:: Provided records

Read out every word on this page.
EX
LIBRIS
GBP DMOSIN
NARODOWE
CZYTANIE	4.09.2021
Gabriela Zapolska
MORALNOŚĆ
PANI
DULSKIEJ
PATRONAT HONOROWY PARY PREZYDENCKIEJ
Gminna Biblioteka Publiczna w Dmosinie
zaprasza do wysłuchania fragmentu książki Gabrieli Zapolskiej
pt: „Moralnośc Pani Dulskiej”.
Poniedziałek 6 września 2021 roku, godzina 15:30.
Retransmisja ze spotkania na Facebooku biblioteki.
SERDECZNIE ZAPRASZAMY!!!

::::

**Your instructions:**
Copy the records above exactly.

**Exercise output:**
Read out every word on this page.
EX
LIBRIS
GBP DMOSIN
NARODOWE
CZYTANIE	4.09.2021
Gabriela Zapolska
MORALNOŚĆ
PANI
DULSKIEJ
PATRONAT HONOROWY PARY PREZYDENCKIEJ
Gminna Biblioteka Publiczna w Dmosinie
zaprasza do wysłuchania fragmentu książki Gabrieli Zapolskiej
pt: „Moralnośc Pani Dulskiej”.
Poniedziałek 6 września 2021 roku, godzina 15:30.
Retransmisja ze spotkania na Facebooku biblioteki.
SERDECZNIE ZAPRASZAMY!!!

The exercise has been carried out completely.